Recorded data
** Start **

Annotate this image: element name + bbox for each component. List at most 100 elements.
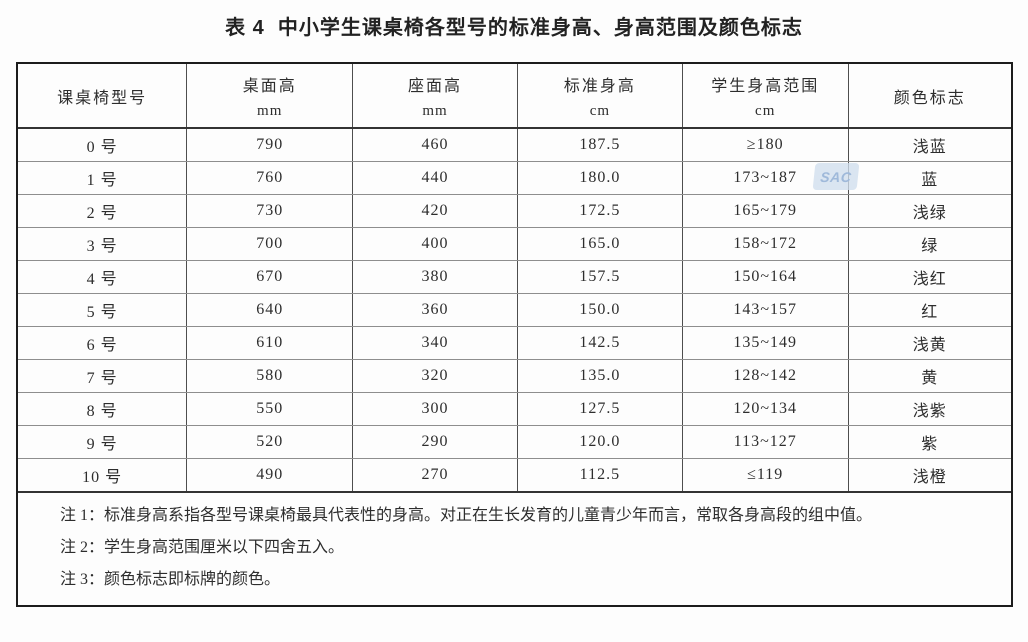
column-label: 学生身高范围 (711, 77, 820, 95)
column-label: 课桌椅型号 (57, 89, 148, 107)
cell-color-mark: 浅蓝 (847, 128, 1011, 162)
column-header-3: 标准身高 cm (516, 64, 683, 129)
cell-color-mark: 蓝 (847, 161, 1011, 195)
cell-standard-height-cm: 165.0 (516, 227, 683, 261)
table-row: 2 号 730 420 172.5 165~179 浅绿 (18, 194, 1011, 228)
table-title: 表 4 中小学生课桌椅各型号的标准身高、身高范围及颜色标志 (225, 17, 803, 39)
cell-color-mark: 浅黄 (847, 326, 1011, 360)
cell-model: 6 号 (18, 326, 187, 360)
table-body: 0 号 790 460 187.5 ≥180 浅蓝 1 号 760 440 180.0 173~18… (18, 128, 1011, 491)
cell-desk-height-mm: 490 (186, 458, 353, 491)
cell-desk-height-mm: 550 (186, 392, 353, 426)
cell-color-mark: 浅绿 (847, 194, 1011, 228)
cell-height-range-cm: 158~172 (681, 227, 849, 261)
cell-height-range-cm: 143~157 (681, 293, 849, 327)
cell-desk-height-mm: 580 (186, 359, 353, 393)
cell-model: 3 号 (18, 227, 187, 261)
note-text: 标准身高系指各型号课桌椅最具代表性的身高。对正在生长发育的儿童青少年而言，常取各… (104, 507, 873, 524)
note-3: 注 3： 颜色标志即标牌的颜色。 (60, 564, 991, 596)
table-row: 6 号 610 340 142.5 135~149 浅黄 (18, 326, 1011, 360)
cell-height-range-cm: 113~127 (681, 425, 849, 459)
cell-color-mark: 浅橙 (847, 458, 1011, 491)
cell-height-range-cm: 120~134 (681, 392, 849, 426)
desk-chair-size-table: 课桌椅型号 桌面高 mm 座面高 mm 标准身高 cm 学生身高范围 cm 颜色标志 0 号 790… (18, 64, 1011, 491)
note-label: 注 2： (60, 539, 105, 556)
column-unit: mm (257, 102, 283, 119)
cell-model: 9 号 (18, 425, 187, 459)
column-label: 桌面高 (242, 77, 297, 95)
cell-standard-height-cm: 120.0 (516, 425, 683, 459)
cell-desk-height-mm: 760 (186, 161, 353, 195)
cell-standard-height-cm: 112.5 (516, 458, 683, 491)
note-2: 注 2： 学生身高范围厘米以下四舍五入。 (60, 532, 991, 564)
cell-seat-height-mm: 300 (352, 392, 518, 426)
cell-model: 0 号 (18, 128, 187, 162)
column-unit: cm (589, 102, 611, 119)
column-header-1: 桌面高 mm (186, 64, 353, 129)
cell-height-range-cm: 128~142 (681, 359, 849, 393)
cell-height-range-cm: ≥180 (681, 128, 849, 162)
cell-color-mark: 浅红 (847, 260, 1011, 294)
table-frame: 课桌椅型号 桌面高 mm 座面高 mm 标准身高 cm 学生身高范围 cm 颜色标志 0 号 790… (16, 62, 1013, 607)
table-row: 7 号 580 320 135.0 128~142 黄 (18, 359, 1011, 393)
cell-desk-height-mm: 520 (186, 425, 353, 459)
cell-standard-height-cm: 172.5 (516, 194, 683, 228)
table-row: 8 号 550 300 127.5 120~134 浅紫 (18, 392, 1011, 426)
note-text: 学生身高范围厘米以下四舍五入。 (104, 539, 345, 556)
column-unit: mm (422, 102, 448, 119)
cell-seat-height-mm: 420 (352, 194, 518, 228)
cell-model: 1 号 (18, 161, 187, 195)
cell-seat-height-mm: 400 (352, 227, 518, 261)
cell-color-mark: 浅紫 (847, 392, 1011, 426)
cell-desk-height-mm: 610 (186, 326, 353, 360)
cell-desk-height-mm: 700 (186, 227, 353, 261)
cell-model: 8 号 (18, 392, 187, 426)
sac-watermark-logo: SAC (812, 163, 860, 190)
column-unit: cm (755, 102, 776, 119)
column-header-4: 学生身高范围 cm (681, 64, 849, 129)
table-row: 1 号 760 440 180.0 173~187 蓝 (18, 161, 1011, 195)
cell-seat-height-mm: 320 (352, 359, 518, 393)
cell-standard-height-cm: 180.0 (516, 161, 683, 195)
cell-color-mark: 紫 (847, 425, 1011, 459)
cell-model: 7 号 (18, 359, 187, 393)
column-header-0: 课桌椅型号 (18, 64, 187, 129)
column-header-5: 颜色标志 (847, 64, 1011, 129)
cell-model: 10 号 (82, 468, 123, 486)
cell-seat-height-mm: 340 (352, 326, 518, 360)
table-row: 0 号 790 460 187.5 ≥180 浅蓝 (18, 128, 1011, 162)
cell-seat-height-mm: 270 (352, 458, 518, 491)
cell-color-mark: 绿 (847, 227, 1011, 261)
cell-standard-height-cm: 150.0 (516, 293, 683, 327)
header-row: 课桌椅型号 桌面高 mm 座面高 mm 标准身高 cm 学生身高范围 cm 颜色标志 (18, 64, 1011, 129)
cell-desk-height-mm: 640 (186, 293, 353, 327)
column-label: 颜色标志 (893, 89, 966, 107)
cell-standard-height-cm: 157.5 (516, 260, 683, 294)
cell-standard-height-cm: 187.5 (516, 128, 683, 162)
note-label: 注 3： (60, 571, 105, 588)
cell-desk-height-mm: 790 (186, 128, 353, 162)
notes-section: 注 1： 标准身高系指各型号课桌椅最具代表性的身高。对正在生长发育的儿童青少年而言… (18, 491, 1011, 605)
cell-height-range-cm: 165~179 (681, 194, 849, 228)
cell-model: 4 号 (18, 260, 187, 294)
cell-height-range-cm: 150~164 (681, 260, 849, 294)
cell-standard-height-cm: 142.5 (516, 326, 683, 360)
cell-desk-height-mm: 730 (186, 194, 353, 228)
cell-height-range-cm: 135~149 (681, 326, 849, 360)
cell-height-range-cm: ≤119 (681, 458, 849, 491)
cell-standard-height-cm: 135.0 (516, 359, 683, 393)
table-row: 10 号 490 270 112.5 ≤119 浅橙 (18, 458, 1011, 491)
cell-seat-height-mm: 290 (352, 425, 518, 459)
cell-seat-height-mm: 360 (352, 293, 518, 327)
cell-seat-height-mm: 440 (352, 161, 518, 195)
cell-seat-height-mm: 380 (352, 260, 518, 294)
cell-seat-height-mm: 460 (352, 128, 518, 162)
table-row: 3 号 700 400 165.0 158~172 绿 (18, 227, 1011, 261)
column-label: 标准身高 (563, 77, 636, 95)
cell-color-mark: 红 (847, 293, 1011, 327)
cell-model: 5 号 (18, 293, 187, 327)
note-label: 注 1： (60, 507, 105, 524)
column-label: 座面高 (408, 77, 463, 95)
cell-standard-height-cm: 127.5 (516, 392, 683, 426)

** End **

> _What you will do_:
Rewrite the material above with every "cell-color-mark" switched to "cell-color-label" and nothing else changed. Leave out the pictures.

> _Expected answer_:
Annotate this image: element name + bbox for each component. List at most 100 elements.
column-label: 学生身高范围 (711, 77, 820, 95)
column-label: 课桌椅型号 (57, 89, 148, 107)
cell-color-label: 浅蓝 (847, 128, 1011, 162)
column-header-3: 标准身高 cm (516, 64, 683, 129)
cell-color-label: 蓝 (847, 161, 1011, 195)
cell-standard-height-cm: 165.0 (516, 227, 683, 261)
table-row: 2 号 730 420 172.5 165~179 浅绿 (18, 194, 1011, 228)
table-title: 表 4 中小学生课桌椅各型号的标准身高、身高范围及颜色标志 (225, 17, 803, 39)
cell-color-label: 浅黄 (847, 326, 1011, 360)
cell-model: 6 号 (18, 326, 187, 360)
table-body: 0 号 790 460 187.5 ≥180 浅蓝 1 号 760 440 180.0 173~18… (18, 128, 1011, 491)
cell-desk-height-mm: 490 (186, 458, 353, 491)
cell-desk-height-mm: 550 (186, 392, 353, 426)
cell-color-label: 浅绿 (847, 194, 1011, 228)
cell-height-range-cm: 158~172 (681, 227, 849, 261)
cell-height-range-cm: 143~157 (681, 293, 849, 327)
cell-desk-height-mm: 580 (186, 359, 353, 393)
cell-model: 3 号 (18, 227, 187, 261)
note-text: 标准身高系指各型号课桌椅最具代表性的身高。对正在生长发育的儿童青少年而言，常取各… (104, 507, 873, 524)
note-3: 注 3： 颜色标志即标牌的颜色。 (60, 564, 991, 596)
table-row: 6 号 610 340 142.5 135~149 浅黄 (18, 326, 1011, 360)
cell-height-range-cm: 113~127 (681, 425, 849, 459)
cell-color-label: 浅橙 (847, 458, 1011, 491)
cell-height-range-cm: 120~134 (681, 392, 849, 426)
desk-chair-size-table: 课桌椅型号 桌面高 mm 座面高 mm 标准身高 cm 学生身高范围 cm 颜色标志 0 号 790… (18, 64, 1011, 491)
note-label: 注 2： (60, 539, 105, 556)
column-unit: mm (257, 102, 283, 119)
cell-model: 9 号 (18, 425, 187, 459)
column-label: 桌面高 (242, 77, 297, 95)
cell-standard-height-cm: 120.0 (516, 425, 683, 459)
cell-desk-height-mm: 760 (186, 161, 353, 195)
cell-standard-height-cm: 112.5 (516, 458, 683, 491)
note-2: 注 2： 学生身高范围厘米以下四舍五入。 (60, 532, 991, 564)
cell-seat-height-mm: 300 (352, 392, 518, 426)
cell-model: 0 号 (18, 128, 187, 162)
column-unit: cm (589, 102, 611, 119)
column-header-1: 桌面高 mm (186, 64, 353, 129)
cell-height-range-cm: 128~142 (681, 359, 849, 393)
cell-height-range-cm: ≥180 (681, 128, 849, 162)
cell-color-label: 浅红 (847, 260, 1011, 294)
table-frame: 课桌椅型号 桌面高 mm 座面高 mm 标准身高 cm 学生身高范围 cm 颜色标志 0 号 790… (16, 62, 1013, 607)
table-row: 7 号 580 320 135.0 128~142 黄 (18, 359, 1011, 393)
cell-desk-height-mm: 520 (186, 425, 353, 459)
cell-standard-height-cm: 172.5 (516, 194, 683, 228)
table-row: 8 号 550 300 127.5 120~134 浅紫 (18, 392, 1011, 426)
note-text: 学生身高范围厘米以下四舍五入。 (104, 539, 345, 556)
column-unit: mm (422, 102, 448, 119)
cell-seat-height-mm: 420 (352, 194, 518, 228)
cell-model: 1 号 (18, 161, 187, 195)
cell-seat-height-mm: 400 (352, 227, 518, 261)
cell-color-label: 浅紫 (847, 392, 1011, 426)
cell-desk-height-mm: 610 (186, 326, 353, 360)
cell-desk-height-mm: 700 (186, 227, 353, 261)
cell-model: 8 号 (18, 392, 187, 426)
sac-watermark-logo: SAC (812, 163, 860, 190)
column-unit: cm (755, 102, 776, 119)
column-header-4: 学生身高范围 cm (681, 64, 849, 129)
table-row: 1 号 760 440 180.0 173~187 蓝 (18, 161, 1011, 195)
cell-seat-height-mm: 320 (352, 359, 518, 393)
cell-standard-height-cm: 180.0 (516, 161, 683, 195)
cell-color-label: 紫 (847, 425, 1011, 459)
cell-model: 7 号 (18, 359, 187, 393)
column-header-0: 课桌椅型号 (18, 64, 187, 129)
column-header-5: 颜色标志 (847, 64, 1011, 129)
cell-model: 10 号 (82, 468, 123, 486)
cell-seat-height-mm: 340 (352, 326, 518, 360)
table-row: 0 号 790 460 187.5 ≥180 浅蓝 (18, 128, 1011, 162)
cell-seat-height-mm: 270 (352, 458, 518, 491)
cell-color-label: 绿 (847, 227, 1011, 261)
cell-standard-height-cm: 150.0 (516, 293, 683, 327)
header-row: 课桌椅型号 桌面高 mm 座面高 mm 标准身高 cm 学生身高范围 cm 颜色标志 (18, 64, 1011, 129)
cell-desk-height-mm: 640 (186, 293, 353, 327)
column-label: 颜色标志 (893, 89, 966, 107)
cell-standard-height-cm: 157.5 (516, 260, 683, 294)
cell-standard-height-cm: 187.5 (516, 128, 683, 162)
note-label: 注 3： (60, 571, 105, 588)
cell-desk-height-mm: 790 (186, 128, 353, 162)
notes-section: 注 1： 标准身高系指各型号课桌椅最具代表性的身高。对正在生长发育的儿童青少年而言… (18, 491, 1011, 605)
cell-height-range-cm: 165~179 (681, 194, 849, 228)
cell-model: 4 号 (18, 260, 187, 294)
cell-height-range-cm: 150~164 (681, 260, 849, 294)
cell-standard-height-cm: 142.5 (516, 326, 683, 360)
cell-desk-height-mm: 730 (186, 194, 353, 228)
cell-height-range-cm: 135~149 (681, 326, 849, 360)
cell-height-range-cm: ≤119 (681, 458, 849, 491)
cell-standard-height-cm: 135.0 (516, 359, 683, 393)
table-row: 10 号 490 270 112.5 ≤119 浅橙 (18, 458, 1011, 491)
cell-seat-height-mm: 290 (352, 425, 518, 459)
cell-seat-height-mm: 360 (352, 293, 518, 327)
cell-seat-height-mm: 440 (352, 161, 518, 195)
cell-seat-height-mm: 380 (352, 260, 518, 294)
cell-seat-height-mm: 460 (352, 128, 518, 162)
table-row: 3 号 700 400 165.0 158~172 绿 (18, 227, 1011, 261)
column-label: 标准身高 (563, 77, 636, 95)
cell-color-label: 红 (847, 293, 1011, 327)
cell-model: 5 号 (18, 293, 187, 327)
note-label: 注 1： (60, 507, 105, 524)
column-label: 座面高 (408, 77, 463, 95)
cell-standard-height-cm: 127.5 (516, 392, 683, 426)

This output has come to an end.